* _What you should do_
Look for the word "nonlinear" in each line and report the count of matching lines, with nothing added.

* _Records about charts and figures_

= = = =

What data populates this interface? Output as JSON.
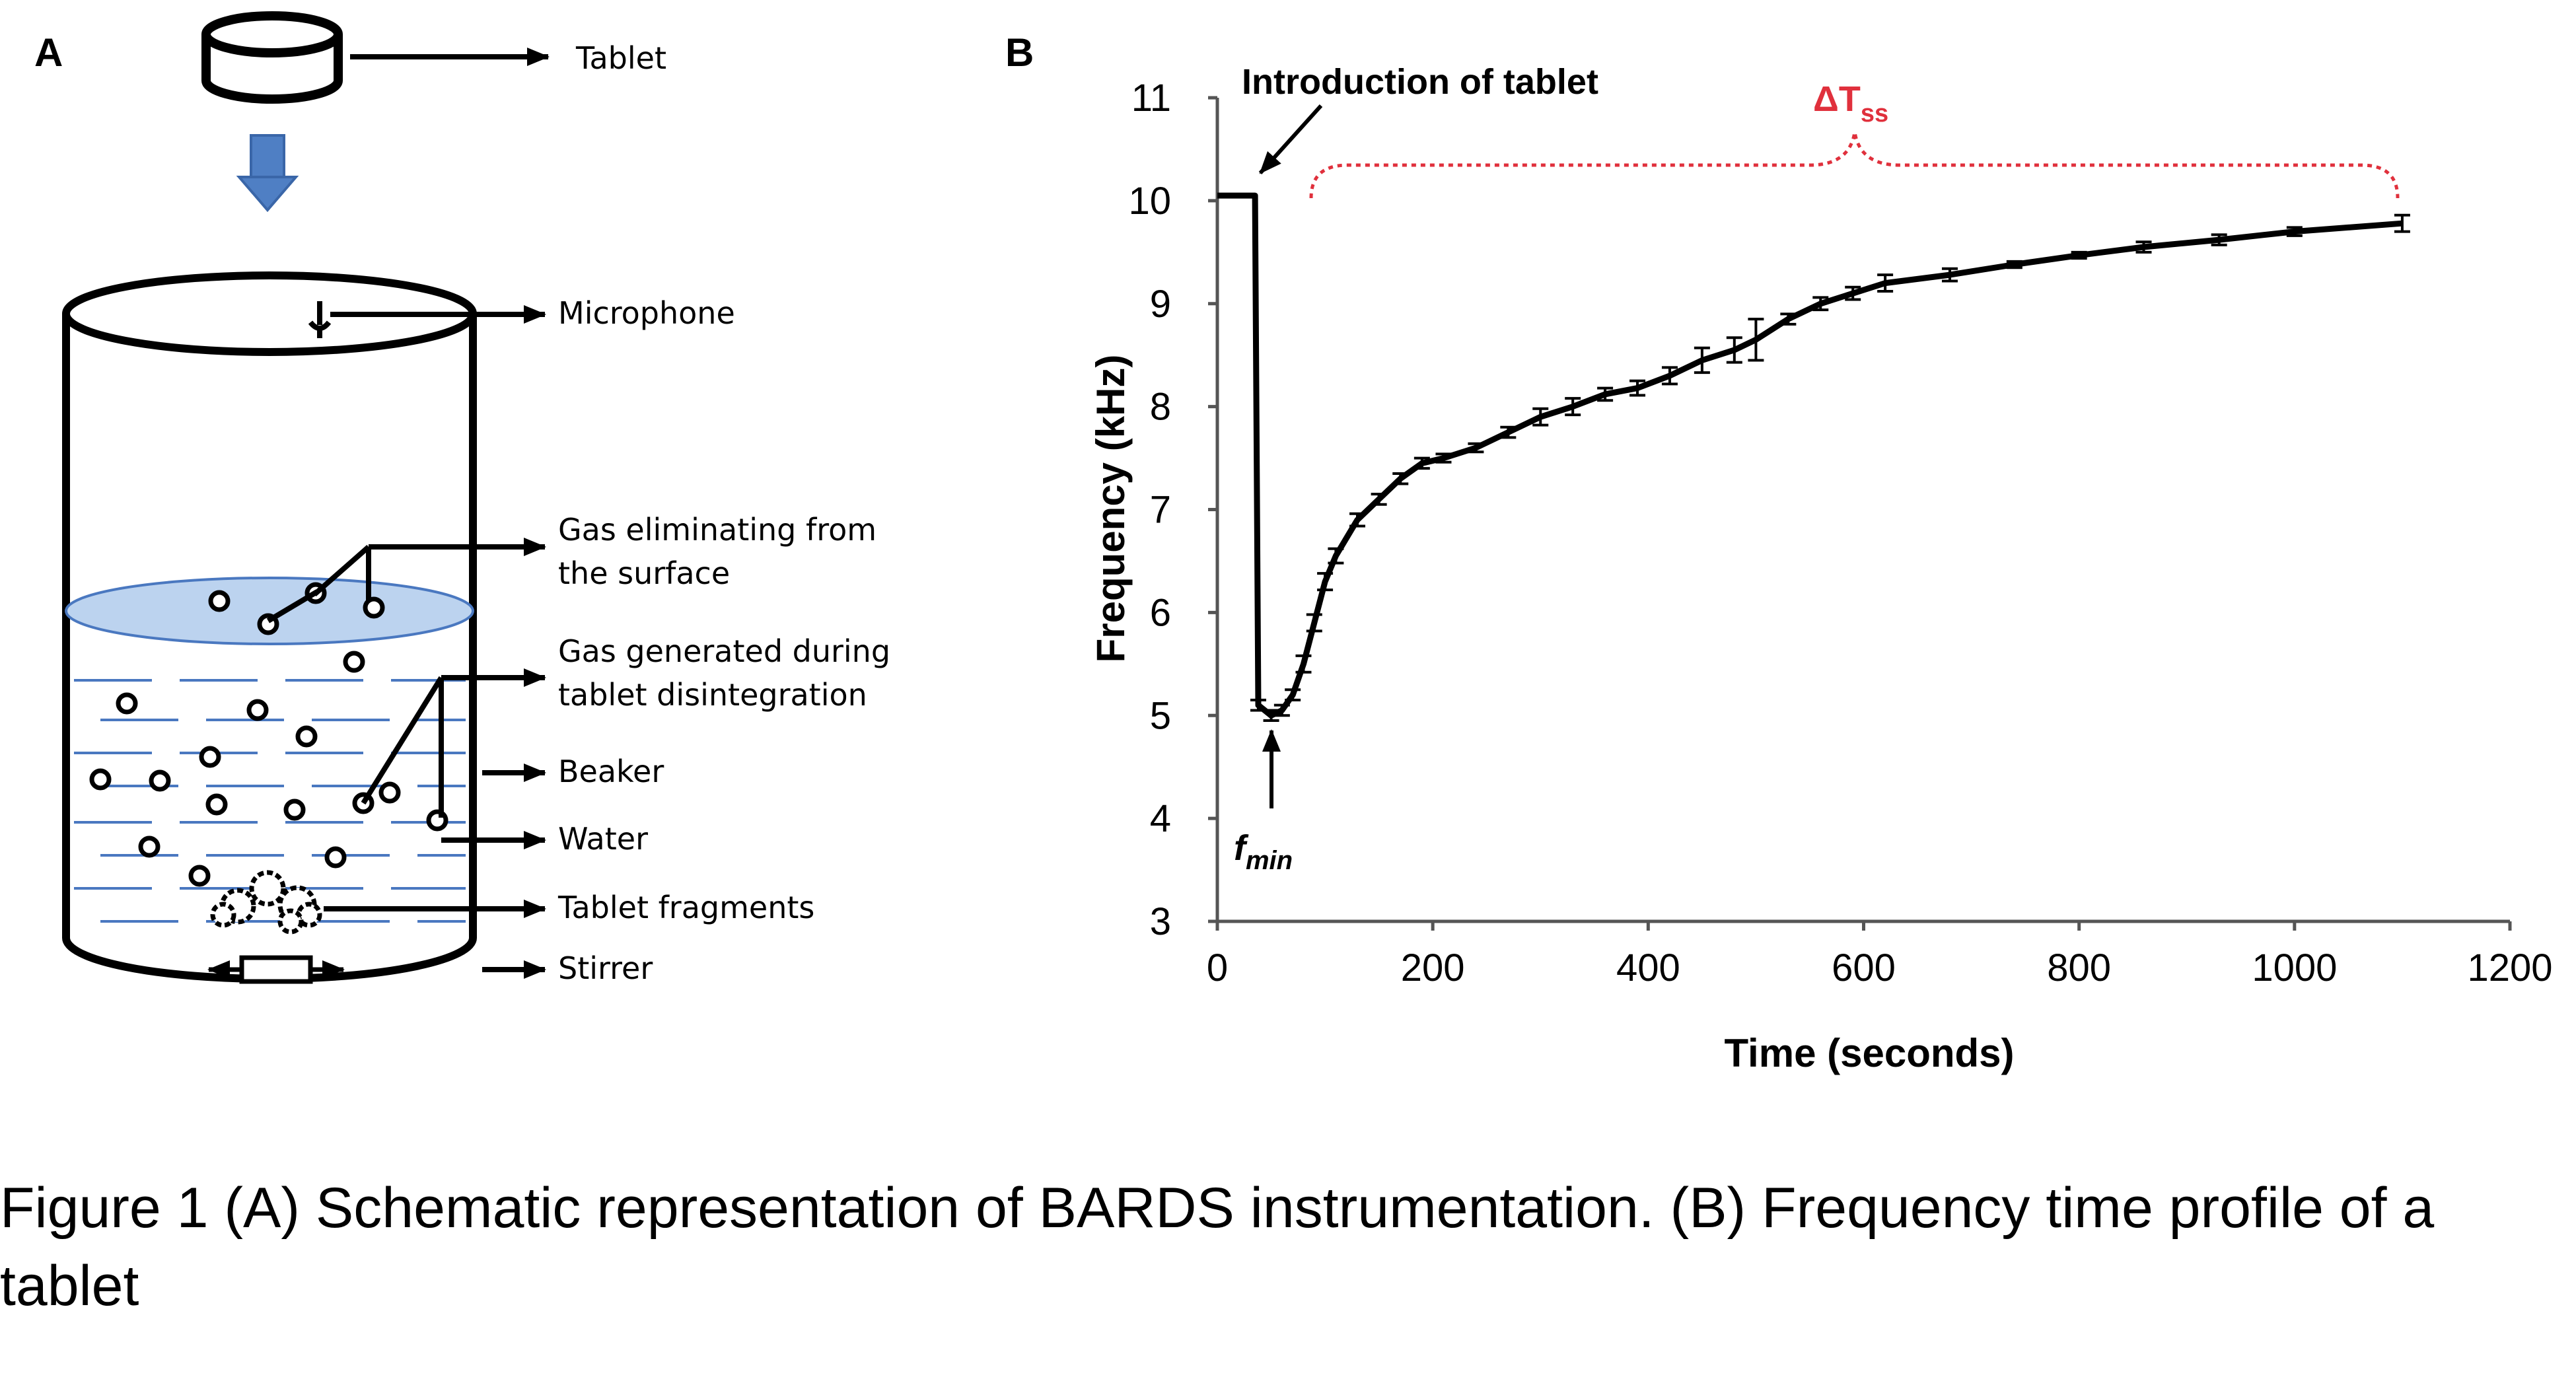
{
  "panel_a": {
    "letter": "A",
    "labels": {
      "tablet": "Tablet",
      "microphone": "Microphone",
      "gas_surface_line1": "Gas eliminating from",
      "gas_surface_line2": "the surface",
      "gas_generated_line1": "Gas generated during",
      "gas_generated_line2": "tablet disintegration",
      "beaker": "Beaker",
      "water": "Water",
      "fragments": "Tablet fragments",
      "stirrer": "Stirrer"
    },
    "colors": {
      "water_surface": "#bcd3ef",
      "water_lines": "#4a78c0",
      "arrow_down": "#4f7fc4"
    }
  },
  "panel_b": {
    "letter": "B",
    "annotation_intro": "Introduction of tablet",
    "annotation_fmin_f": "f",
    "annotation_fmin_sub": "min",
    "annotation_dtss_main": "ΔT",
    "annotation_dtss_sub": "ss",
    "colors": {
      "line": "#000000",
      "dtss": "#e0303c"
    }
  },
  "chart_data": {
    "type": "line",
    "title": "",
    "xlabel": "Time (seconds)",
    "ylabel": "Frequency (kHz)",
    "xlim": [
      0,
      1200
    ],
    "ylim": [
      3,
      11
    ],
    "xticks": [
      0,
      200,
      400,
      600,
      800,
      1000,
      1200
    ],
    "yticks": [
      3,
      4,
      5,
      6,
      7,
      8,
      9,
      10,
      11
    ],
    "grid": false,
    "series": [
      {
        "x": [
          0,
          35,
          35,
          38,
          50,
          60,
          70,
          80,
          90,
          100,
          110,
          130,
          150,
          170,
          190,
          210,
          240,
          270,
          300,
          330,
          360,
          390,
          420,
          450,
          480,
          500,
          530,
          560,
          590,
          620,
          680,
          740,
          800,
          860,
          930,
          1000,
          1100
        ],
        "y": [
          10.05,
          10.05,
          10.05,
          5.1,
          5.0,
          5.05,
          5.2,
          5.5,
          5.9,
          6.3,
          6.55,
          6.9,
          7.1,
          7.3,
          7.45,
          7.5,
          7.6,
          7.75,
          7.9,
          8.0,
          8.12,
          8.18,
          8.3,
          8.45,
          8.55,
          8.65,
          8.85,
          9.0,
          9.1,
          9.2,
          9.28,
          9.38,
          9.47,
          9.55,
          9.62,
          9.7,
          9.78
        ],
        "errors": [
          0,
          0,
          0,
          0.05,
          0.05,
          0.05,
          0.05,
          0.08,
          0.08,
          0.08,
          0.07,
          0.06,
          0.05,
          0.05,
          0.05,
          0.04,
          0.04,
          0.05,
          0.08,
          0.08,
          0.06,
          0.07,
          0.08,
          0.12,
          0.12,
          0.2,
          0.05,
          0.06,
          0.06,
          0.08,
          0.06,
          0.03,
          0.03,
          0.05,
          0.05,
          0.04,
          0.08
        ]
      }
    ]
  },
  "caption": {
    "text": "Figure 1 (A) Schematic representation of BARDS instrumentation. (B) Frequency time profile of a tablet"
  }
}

= = = =

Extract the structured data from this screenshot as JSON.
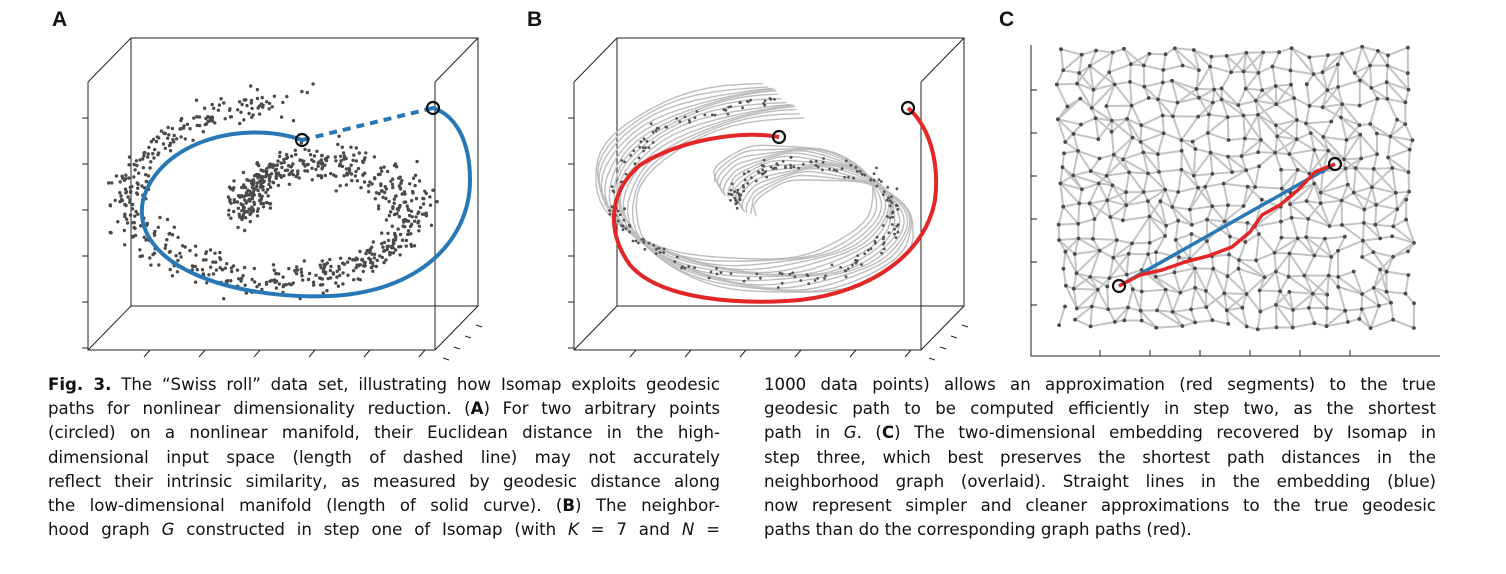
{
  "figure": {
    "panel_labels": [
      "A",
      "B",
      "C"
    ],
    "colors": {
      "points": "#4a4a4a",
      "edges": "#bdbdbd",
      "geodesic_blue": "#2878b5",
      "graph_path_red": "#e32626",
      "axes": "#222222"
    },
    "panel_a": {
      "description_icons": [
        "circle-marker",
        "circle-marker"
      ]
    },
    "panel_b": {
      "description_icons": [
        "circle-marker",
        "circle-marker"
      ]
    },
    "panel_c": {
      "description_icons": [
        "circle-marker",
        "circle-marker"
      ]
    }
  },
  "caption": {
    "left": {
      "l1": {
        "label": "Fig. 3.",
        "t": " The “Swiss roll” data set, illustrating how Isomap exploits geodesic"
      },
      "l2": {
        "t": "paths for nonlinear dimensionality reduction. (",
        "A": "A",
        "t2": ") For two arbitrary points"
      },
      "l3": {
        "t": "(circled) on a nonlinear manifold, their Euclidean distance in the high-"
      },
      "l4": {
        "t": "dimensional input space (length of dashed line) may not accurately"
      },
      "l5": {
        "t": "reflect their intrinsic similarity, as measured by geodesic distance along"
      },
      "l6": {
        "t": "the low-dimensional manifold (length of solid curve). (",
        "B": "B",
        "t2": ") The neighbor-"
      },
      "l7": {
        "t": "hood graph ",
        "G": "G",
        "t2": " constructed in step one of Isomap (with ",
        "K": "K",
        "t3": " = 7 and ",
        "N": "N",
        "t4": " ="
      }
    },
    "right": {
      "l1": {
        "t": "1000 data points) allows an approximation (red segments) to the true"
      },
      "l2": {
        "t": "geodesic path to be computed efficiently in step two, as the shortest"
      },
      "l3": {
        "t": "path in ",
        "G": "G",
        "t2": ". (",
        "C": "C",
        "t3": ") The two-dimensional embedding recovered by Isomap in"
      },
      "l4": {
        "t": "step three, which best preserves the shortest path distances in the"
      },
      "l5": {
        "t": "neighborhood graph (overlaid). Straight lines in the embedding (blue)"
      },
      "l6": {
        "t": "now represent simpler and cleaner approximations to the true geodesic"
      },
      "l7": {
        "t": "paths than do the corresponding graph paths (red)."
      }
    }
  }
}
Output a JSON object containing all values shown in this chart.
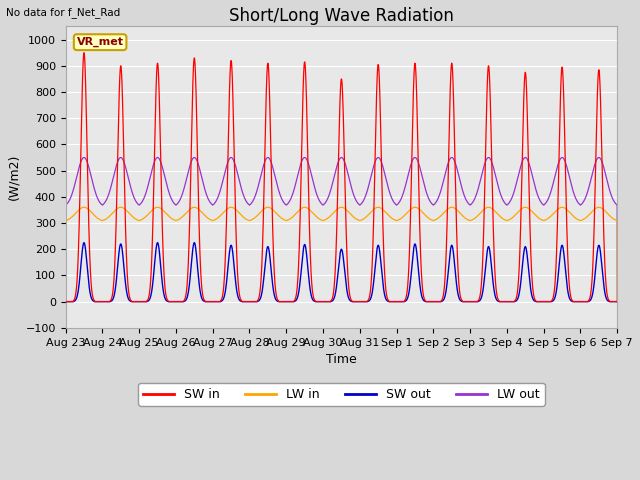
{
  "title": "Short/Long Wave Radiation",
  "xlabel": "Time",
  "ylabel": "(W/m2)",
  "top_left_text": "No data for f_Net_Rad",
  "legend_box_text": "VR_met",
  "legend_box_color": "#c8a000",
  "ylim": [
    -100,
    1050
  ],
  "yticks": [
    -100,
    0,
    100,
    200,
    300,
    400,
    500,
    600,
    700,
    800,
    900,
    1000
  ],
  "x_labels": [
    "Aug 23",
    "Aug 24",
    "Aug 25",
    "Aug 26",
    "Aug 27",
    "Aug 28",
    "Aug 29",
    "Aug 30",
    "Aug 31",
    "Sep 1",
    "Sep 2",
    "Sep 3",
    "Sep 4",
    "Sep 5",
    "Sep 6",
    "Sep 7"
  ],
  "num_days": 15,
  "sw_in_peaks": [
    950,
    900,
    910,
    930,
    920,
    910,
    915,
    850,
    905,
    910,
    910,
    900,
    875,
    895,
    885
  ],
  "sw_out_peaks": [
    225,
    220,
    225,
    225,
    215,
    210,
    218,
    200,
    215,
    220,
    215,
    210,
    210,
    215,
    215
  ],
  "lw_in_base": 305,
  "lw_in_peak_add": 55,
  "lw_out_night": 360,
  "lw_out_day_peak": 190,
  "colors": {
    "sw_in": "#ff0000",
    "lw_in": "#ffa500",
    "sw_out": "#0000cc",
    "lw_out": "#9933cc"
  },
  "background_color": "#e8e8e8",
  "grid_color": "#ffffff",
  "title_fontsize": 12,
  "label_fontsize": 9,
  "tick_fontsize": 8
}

= = = =

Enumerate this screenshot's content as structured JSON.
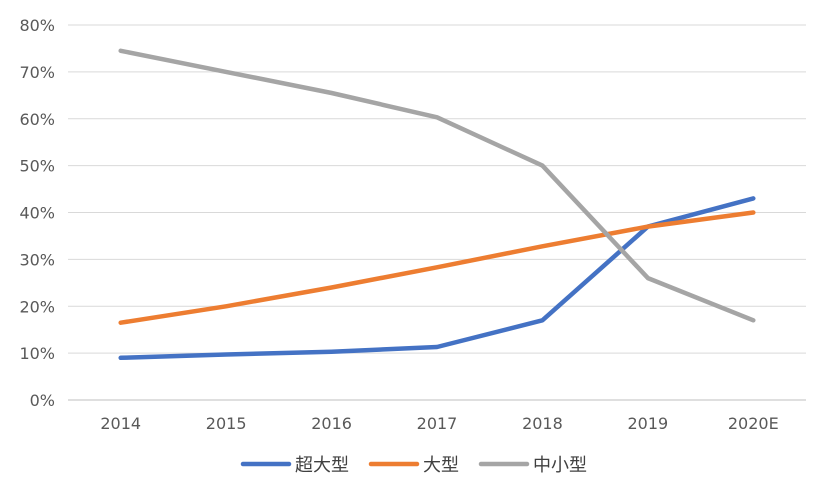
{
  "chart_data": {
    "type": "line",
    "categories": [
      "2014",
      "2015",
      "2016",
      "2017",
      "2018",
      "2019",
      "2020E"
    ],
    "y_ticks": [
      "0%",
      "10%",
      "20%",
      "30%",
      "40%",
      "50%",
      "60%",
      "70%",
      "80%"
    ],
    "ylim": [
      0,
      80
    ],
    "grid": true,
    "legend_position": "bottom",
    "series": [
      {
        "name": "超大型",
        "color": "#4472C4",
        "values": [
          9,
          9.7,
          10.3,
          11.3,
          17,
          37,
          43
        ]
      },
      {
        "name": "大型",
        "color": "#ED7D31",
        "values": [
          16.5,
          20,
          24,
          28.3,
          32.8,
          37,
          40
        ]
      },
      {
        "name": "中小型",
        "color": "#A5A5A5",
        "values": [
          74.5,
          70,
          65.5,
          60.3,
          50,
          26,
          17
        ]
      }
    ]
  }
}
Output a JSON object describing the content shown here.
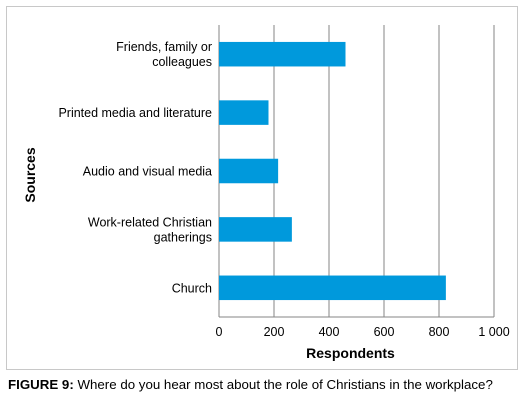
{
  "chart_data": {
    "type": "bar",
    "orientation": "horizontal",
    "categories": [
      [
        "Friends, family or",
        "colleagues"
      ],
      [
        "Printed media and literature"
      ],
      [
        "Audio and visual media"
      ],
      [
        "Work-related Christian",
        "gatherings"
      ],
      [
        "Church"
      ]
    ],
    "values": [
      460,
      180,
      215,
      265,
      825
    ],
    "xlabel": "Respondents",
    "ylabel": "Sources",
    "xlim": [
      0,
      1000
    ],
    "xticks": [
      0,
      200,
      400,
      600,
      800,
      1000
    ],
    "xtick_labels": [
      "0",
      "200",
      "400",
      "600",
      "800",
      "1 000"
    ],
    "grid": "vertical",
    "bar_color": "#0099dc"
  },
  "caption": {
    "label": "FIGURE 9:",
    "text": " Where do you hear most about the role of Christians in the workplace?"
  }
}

= = = =

* _Exercise result_
2